EXERCISE DETAILS: Look through the records below and give the number of lines holding the string "asombarta", nothing more.

GIVEN RECORDS:
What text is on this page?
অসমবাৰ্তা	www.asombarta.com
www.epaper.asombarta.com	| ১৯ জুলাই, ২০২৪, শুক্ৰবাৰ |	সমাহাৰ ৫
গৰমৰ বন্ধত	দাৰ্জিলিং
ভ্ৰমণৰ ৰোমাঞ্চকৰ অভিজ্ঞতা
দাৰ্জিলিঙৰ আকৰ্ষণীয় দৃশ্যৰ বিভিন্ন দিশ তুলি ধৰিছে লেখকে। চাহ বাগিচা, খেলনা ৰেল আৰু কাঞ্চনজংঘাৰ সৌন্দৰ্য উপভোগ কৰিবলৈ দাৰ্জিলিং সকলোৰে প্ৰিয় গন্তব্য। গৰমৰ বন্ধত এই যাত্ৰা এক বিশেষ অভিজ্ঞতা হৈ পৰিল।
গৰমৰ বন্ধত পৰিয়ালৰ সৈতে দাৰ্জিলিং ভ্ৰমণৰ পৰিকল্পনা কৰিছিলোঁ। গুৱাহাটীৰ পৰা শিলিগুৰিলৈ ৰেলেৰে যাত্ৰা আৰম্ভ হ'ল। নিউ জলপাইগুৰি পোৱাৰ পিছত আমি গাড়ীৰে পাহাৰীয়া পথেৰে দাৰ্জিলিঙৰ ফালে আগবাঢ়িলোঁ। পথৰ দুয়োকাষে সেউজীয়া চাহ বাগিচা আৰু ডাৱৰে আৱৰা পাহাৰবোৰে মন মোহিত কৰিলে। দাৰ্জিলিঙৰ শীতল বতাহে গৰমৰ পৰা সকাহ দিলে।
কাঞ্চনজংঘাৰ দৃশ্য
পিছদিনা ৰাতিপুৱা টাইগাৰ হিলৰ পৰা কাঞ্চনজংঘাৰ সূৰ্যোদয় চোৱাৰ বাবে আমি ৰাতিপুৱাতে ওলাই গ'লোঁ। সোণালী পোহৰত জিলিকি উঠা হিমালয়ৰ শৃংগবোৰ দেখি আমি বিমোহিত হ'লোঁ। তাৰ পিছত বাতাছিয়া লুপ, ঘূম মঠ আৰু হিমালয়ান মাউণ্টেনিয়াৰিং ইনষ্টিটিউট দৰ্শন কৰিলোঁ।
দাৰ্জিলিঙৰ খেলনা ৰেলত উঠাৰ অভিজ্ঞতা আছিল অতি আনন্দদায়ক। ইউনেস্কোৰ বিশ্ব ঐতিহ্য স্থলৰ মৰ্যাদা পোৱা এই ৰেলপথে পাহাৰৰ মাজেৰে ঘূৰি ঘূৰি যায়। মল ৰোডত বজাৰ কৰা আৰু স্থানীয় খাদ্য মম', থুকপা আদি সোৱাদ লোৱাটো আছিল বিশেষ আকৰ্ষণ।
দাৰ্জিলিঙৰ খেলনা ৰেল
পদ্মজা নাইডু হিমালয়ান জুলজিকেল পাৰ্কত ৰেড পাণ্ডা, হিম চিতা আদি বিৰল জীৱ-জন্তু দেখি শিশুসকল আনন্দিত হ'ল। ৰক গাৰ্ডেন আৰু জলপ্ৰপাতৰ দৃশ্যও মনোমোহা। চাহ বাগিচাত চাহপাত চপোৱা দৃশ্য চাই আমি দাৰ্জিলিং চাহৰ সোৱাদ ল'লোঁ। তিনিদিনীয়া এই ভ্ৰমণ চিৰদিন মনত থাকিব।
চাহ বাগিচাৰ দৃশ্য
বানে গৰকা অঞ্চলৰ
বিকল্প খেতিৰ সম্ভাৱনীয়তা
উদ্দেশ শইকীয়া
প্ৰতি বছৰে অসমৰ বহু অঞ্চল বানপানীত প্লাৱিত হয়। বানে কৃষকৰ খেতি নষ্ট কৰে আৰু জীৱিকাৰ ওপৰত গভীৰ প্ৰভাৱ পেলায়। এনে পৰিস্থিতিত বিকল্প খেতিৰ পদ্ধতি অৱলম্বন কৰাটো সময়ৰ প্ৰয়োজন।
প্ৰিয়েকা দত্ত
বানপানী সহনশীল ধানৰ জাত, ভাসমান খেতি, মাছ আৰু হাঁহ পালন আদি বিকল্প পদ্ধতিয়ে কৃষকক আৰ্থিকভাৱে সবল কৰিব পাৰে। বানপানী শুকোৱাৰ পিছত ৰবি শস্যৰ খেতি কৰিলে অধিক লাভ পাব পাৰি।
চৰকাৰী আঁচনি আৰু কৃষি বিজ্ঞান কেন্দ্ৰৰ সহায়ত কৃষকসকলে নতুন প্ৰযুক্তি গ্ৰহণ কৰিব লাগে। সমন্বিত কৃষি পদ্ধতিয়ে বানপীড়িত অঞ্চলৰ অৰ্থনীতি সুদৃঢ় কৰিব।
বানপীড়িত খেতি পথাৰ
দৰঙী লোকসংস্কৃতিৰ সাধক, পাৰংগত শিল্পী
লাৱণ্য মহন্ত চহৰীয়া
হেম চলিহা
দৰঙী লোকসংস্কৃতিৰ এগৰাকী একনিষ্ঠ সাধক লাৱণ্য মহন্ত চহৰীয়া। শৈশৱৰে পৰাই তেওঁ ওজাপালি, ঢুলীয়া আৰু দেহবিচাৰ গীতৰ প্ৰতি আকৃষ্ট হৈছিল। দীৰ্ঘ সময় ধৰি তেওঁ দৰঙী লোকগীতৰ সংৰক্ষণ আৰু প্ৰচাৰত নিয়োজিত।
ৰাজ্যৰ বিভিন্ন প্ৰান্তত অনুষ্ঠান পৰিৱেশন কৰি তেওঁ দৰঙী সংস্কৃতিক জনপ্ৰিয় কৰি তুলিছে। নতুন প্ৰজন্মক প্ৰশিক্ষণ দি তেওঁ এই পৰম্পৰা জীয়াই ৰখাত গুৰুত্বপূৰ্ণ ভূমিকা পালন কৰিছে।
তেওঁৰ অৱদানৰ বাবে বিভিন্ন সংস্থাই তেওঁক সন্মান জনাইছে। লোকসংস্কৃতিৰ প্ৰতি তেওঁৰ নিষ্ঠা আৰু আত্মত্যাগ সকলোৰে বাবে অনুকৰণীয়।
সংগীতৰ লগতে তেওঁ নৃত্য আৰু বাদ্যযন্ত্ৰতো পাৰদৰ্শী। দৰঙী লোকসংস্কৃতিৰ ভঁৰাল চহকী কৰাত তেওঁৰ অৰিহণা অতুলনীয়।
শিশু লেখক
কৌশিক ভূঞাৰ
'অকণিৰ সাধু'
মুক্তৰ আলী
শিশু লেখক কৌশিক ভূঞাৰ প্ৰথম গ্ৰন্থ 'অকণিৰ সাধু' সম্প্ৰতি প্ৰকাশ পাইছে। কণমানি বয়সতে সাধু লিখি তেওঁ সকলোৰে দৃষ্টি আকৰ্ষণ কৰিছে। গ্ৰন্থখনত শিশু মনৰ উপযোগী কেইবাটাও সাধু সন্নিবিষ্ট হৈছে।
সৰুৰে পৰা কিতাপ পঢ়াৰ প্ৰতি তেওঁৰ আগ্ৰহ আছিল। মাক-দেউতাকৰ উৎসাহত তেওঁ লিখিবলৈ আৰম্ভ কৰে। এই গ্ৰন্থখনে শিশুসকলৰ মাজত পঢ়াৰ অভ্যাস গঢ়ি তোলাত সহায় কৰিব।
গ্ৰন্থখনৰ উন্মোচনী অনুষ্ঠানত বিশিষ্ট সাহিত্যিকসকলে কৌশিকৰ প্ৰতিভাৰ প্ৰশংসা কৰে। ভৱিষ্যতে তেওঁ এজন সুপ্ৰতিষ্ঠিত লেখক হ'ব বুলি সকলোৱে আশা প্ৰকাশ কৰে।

THE REPLY: 2